## Extracts from a graphics dataset
****************************************

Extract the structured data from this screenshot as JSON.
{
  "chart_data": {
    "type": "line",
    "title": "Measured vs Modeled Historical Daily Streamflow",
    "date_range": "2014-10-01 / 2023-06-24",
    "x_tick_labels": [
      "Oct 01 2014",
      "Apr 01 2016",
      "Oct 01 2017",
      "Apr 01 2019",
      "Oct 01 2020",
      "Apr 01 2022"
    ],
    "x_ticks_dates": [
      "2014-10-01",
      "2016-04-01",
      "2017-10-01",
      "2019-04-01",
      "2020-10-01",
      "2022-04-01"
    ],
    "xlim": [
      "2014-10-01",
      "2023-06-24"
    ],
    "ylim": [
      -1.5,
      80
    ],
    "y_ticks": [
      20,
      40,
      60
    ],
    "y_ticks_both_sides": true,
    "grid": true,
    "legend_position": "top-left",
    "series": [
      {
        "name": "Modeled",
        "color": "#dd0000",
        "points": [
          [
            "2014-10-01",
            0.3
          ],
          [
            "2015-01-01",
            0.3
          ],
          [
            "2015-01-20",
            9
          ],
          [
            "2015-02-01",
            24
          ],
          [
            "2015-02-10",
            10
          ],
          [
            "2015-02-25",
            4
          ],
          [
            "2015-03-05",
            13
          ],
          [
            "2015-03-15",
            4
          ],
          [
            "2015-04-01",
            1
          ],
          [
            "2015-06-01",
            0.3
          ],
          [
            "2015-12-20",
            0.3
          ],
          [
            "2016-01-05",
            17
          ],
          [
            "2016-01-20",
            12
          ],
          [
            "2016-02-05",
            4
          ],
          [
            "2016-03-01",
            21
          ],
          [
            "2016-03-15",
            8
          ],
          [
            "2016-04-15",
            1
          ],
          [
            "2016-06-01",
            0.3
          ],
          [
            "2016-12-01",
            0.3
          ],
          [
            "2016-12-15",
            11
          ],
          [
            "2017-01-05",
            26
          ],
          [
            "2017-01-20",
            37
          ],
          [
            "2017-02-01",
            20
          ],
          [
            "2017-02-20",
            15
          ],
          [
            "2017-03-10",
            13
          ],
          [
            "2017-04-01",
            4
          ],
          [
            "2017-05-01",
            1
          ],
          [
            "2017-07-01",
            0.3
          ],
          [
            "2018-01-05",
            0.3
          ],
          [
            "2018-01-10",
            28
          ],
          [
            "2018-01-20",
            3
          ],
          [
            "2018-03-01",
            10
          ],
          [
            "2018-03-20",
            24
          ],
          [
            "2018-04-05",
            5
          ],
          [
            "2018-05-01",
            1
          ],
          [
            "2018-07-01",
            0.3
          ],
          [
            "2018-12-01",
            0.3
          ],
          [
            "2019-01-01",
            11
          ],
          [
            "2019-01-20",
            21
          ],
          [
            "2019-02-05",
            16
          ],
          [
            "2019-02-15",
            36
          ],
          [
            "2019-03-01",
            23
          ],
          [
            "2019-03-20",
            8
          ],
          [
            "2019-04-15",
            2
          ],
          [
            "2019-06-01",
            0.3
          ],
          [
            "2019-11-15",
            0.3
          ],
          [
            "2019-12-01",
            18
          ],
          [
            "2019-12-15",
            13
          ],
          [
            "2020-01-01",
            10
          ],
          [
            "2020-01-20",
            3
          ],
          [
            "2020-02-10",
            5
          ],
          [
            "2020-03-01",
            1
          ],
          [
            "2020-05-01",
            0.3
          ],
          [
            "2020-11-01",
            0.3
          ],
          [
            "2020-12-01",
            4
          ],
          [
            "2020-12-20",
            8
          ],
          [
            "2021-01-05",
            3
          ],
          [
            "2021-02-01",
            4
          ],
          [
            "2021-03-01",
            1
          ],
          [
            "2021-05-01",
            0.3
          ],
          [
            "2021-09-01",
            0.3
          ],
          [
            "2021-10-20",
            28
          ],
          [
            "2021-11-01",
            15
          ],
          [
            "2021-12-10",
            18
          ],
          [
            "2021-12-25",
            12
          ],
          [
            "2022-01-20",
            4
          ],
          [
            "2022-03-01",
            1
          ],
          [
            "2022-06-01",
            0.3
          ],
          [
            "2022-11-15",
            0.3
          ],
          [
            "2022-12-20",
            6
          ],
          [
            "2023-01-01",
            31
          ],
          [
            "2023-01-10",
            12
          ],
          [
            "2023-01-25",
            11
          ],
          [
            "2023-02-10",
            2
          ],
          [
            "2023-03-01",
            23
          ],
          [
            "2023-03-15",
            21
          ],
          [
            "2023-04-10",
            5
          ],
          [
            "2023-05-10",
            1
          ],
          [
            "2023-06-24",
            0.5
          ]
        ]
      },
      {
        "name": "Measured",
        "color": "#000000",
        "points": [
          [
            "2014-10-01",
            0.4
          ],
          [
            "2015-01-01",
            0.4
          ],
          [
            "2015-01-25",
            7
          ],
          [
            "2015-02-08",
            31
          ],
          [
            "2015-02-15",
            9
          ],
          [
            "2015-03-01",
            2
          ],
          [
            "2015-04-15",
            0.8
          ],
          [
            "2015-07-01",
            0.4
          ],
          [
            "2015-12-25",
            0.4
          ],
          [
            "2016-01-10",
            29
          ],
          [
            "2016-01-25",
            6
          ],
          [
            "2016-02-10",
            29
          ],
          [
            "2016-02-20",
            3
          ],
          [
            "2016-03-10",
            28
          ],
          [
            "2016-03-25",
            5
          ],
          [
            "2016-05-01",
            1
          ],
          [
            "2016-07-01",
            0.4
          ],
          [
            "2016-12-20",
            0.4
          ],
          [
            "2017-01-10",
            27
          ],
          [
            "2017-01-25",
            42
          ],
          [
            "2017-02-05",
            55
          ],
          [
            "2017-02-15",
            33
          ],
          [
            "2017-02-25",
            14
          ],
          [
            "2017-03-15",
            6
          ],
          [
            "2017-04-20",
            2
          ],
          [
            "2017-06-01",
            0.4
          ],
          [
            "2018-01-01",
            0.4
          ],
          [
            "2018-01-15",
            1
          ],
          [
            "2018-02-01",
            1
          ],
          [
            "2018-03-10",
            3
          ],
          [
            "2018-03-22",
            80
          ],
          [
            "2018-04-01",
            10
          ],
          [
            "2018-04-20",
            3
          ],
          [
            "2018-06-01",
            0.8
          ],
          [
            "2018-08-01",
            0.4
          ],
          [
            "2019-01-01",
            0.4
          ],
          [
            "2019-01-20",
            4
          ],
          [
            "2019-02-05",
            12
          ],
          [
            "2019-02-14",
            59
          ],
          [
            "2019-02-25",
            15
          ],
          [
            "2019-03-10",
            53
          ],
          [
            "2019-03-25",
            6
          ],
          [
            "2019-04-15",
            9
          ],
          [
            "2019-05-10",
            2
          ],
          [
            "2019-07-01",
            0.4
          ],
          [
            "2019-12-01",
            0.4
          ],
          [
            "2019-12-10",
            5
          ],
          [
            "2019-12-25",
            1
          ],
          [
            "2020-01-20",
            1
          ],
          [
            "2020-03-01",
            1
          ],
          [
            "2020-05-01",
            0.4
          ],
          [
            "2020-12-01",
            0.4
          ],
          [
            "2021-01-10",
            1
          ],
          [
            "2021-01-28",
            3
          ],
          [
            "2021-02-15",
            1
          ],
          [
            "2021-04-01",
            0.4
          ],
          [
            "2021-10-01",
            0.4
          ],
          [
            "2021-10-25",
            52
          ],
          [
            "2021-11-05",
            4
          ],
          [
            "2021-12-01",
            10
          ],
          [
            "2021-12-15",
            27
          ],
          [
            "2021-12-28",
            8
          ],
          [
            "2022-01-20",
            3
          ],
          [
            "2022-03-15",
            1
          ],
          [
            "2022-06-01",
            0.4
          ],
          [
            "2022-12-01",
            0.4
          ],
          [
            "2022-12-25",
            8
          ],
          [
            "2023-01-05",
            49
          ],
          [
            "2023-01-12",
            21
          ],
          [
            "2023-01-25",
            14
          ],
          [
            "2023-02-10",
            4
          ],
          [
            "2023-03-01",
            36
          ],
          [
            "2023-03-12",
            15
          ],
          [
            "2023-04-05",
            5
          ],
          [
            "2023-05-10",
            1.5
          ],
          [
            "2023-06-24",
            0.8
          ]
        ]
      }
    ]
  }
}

****************************************

## WHAT NEEDS TO BE DONE
Copy out every line where the word "Measured" occurs.

## EXERCISE SOLUTION
    "title": "Measured vs Modeled Historical Daily Streamflow",
        "name": "Measured",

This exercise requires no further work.